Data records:
★ ★ ★ ★
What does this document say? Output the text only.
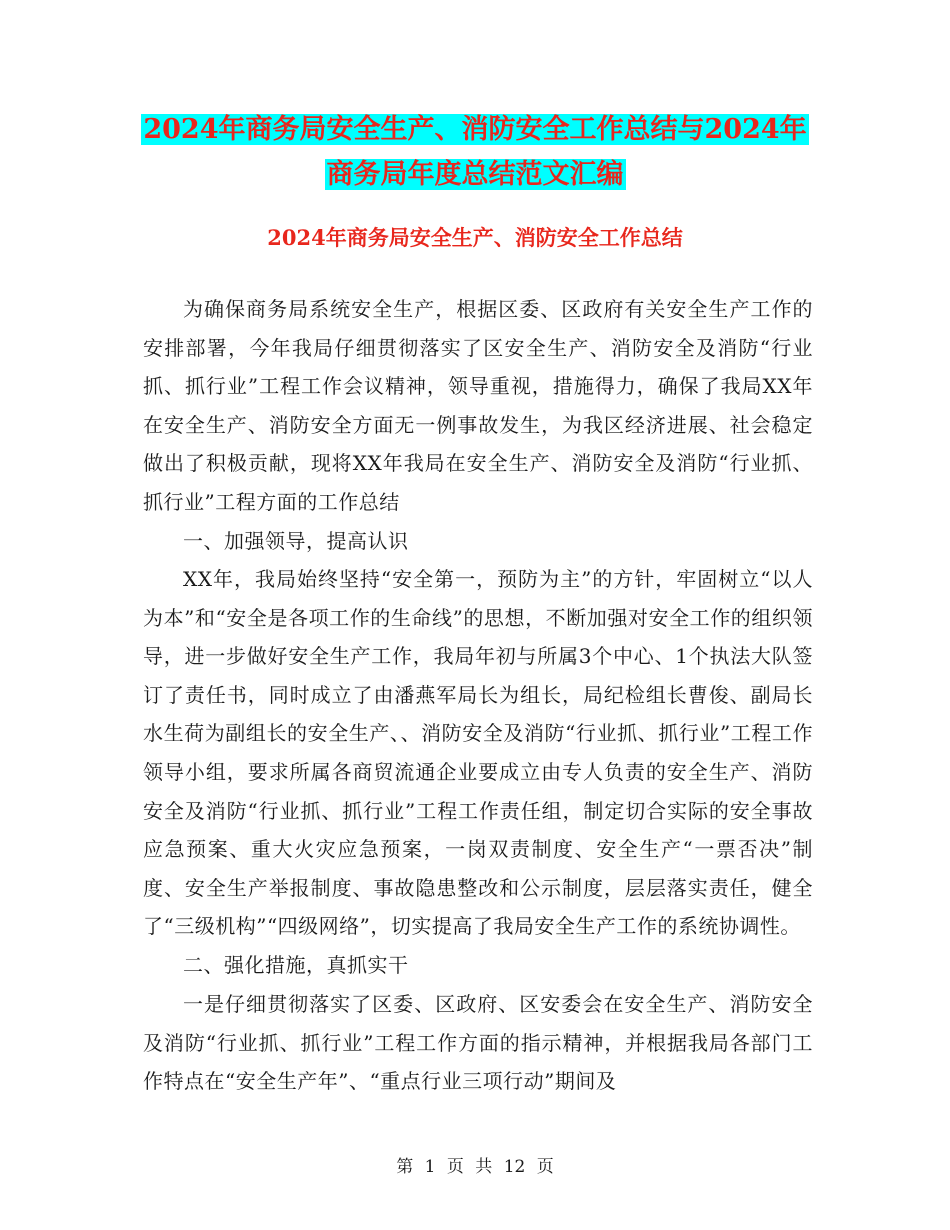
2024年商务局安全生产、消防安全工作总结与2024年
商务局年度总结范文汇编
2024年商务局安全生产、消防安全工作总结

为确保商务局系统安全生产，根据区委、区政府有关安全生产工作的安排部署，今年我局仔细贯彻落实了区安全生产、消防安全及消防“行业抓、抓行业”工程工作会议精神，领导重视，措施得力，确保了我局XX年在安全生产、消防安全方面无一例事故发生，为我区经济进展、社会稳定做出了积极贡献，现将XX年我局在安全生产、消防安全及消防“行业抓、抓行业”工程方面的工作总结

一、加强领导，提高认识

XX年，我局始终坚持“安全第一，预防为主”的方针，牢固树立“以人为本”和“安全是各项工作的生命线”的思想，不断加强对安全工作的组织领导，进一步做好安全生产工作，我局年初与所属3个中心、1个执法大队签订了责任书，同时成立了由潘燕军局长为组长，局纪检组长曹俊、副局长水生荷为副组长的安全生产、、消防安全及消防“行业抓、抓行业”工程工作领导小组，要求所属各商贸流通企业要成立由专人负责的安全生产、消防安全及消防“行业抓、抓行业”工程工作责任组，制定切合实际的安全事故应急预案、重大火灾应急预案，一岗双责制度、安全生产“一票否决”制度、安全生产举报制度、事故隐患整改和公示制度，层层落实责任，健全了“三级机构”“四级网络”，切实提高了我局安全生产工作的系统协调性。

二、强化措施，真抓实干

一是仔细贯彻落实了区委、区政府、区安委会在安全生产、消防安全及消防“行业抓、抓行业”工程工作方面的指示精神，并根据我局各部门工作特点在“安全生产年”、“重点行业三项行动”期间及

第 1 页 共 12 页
★ ★ ★ ★
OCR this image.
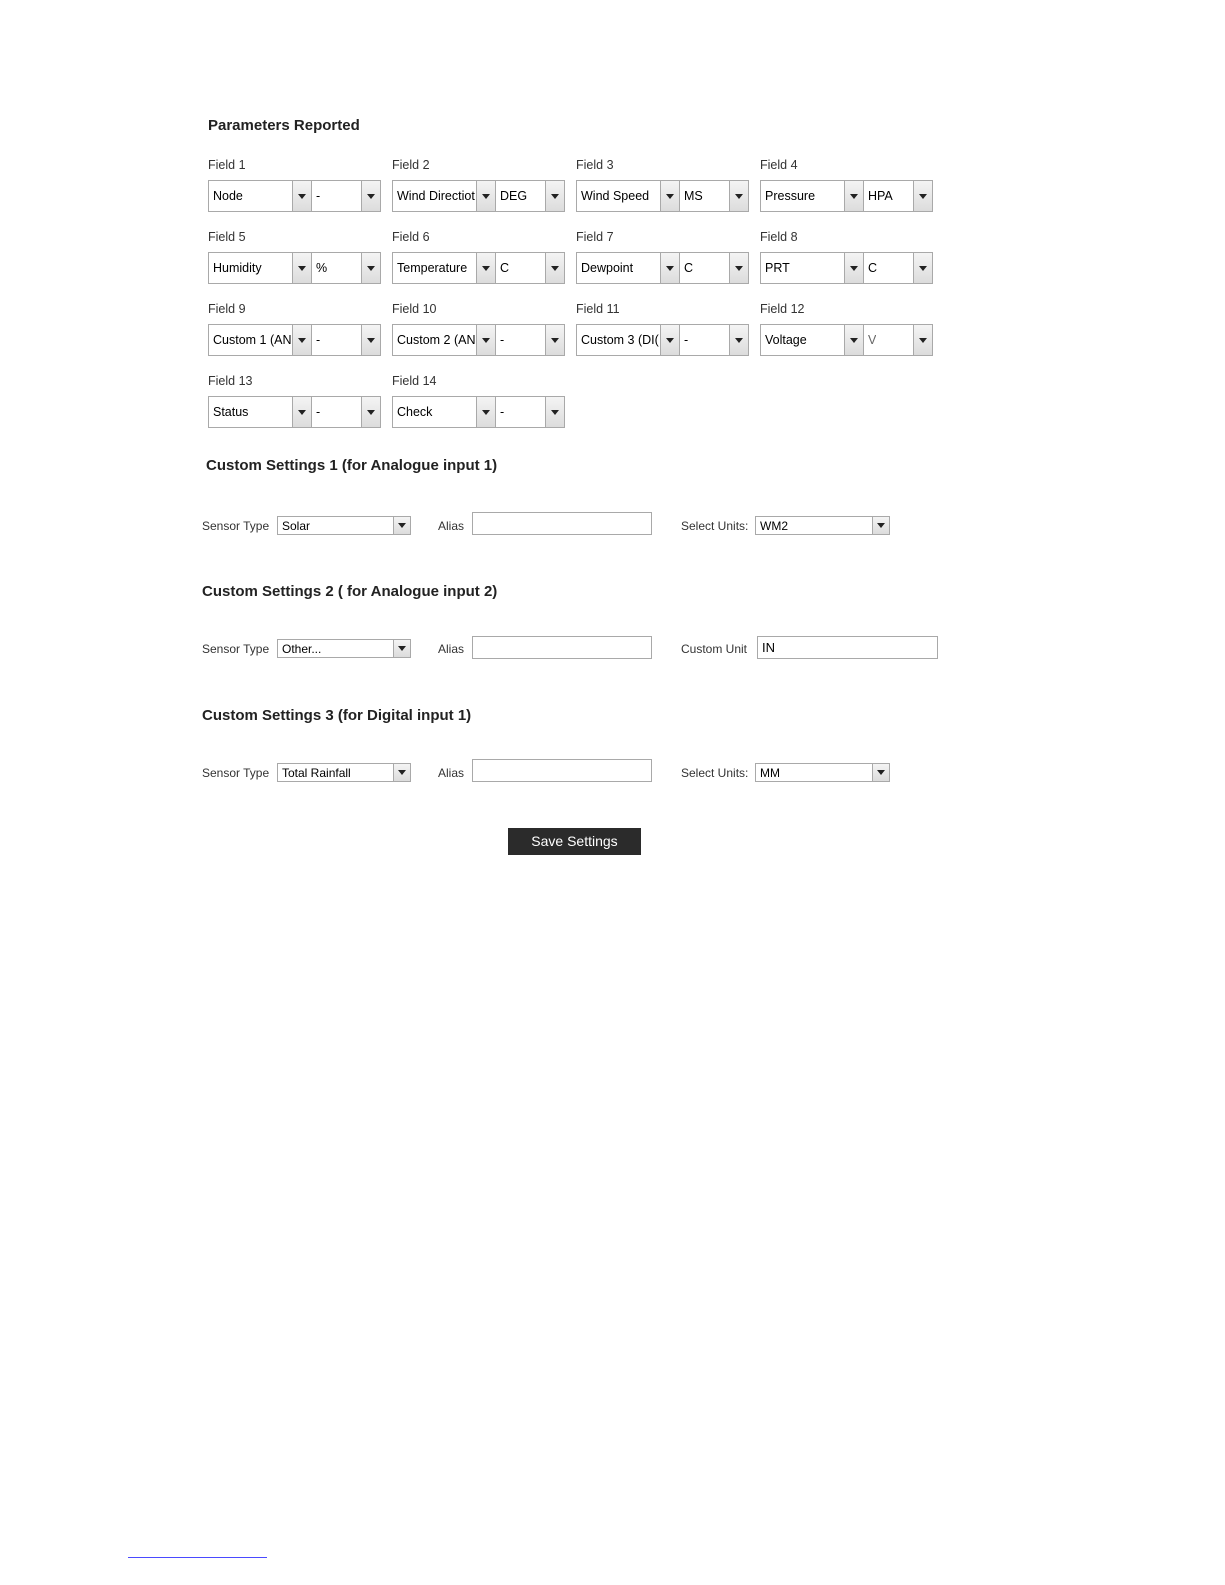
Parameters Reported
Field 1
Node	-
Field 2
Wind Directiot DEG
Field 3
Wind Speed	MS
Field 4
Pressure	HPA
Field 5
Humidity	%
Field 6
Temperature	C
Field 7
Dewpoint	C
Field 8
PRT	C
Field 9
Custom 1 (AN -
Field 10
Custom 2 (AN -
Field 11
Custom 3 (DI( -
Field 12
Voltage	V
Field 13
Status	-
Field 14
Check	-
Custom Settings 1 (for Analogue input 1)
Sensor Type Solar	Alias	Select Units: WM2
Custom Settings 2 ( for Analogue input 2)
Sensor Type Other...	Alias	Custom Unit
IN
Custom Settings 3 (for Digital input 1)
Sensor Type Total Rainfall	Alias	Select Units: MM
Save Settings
★ ★ ★ ★
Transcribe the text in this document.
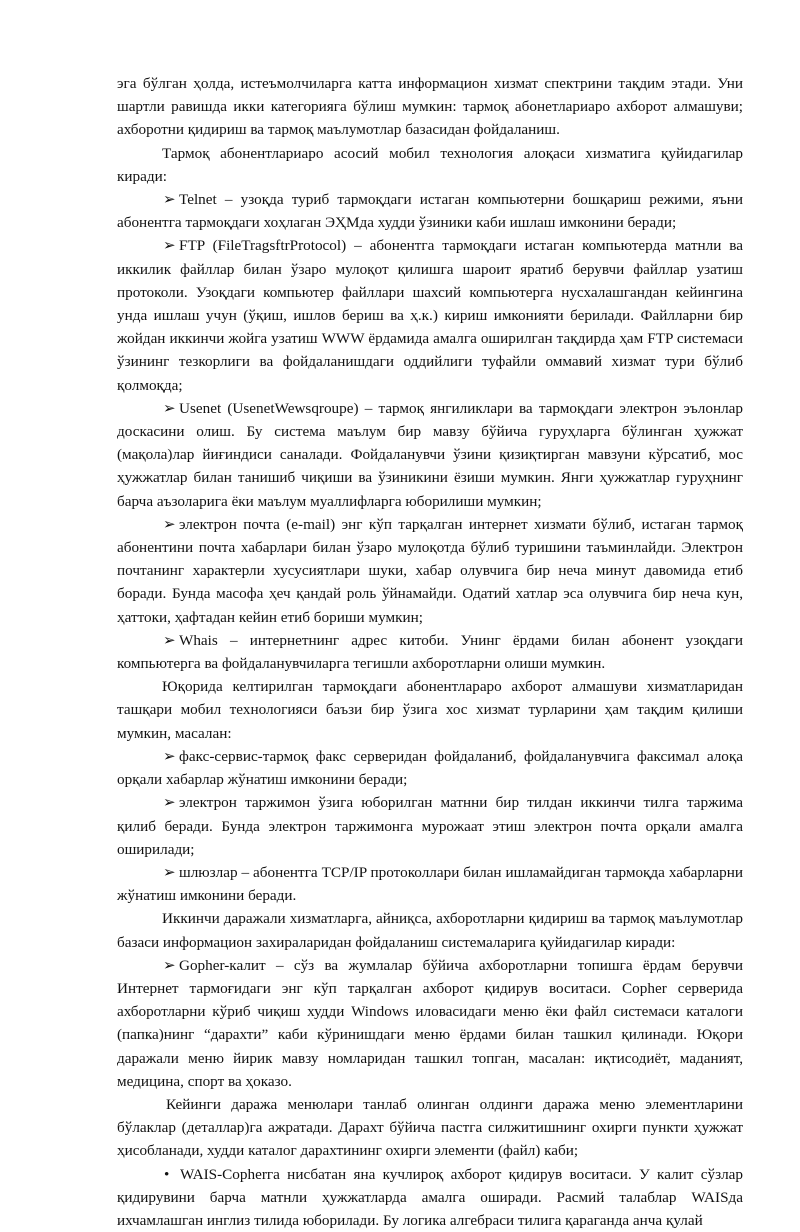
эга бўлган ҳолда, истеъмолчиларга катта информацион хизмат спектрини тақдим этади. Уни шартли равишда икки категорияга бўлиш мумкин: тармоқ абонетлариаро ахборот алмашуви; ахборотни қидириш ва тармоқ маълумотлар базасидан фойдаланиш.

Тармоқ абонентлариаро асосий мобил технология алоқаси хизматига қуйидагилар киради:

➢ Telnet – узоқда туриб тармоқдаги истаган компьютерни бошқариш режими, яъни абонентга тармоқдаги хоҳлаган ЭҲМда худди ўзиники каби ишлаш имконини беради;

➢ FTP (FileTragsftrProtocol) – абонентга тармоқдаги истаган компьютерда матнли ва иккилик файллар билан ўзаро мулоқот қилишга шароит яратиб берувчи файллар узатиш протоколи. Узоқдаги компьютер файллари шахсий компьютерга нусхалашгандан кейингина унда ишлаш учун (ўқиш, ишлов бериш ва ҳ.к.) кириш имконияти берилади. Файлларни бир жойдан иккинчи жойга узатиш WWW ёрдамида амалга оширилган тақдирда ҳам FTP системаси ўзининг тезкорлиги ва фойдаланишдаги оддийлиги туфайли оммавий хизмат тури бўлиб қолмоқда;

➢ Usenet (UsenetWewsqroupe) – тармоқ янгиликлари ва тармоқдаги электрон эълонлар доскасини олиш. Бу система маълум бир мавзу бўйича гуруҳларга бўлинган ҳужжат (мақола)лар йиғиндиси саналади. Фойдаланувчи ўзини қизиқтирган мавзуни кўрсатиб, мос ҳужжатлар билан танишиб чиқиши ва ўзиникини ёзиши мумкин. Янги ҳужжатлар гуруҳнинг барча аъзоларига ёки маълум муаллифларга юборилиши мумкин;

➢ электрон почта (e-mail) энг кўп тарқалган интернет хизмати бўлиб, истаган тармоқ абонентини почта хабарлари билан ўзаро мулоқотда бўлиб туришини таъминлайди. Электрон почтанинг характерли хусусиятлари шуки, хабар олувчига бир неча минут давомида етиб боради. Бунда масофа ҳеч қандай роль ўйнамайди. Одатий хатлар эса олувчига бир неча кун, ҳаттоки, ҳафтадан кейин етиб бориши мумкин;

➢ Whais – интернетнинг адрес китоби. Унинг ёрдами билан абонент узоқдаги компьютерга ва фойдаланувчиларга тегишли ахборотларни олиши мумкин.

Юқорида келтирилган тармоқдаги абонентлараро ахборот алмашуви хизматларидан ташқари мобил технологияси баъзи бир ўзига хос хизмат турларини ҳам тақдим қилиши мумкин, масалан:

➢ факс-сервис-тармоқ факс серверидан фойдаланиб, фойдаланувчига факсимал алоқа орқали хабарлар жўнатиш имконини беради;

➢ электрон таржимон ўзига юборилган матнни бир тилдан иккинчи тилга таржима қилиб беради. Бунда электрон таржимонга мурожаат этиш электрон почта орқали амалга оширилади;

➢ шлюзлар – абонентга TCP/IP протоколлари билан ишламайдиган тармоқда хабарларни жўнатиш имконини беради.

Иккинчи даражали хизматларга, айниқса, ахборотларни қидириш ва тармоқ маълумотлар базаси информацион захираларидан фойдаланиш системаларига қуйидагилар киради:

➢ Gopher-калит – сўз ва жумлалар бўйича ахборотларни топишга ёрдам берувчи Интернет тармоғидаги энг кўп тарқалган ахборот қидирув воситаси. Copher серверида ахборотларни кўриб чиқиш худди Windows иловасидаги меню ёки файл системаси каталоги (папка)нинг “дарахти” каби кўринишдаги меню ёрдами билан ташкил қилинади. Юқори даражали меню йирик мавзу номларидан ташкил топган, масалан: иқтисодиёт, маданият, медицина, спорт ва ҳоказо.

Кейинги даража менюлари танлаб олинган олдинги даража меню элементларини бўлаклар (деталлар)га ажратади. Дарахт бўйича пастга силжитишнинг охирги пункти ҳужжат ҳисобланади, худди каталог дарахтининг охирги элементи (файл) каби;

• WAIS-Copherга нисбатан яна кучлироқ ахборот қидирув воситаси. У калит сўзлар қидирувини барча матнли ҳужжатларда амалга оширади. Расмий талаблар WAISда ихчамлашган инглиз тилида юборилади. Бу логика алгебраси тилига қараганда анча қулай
★ ★ ★ ★
▶ _Problem requirements_
Find every line in the records above that holds the word "алмашуви", and copy each one.

▶ _Task result_
эга бўлган ҳолда, истеъмолчиларга катта информацион хизмат спектрини тақдим этади. Уни шартли равишда икки категорияга бўлиш мумкин: тармоқ абонетлариаро ахборот алмашуви; ахборотни қидириш ва тармоқ маълумотлар базасидан фойдаланиш.
Юқорида келтирилган тармоқдаги абонентлараро ахборот алмашуви хизматларидан ташқари мобил технологияси баъзи бир ўзига хос хизмат турларини ҳам тақдим қилиши мумкин, масалан:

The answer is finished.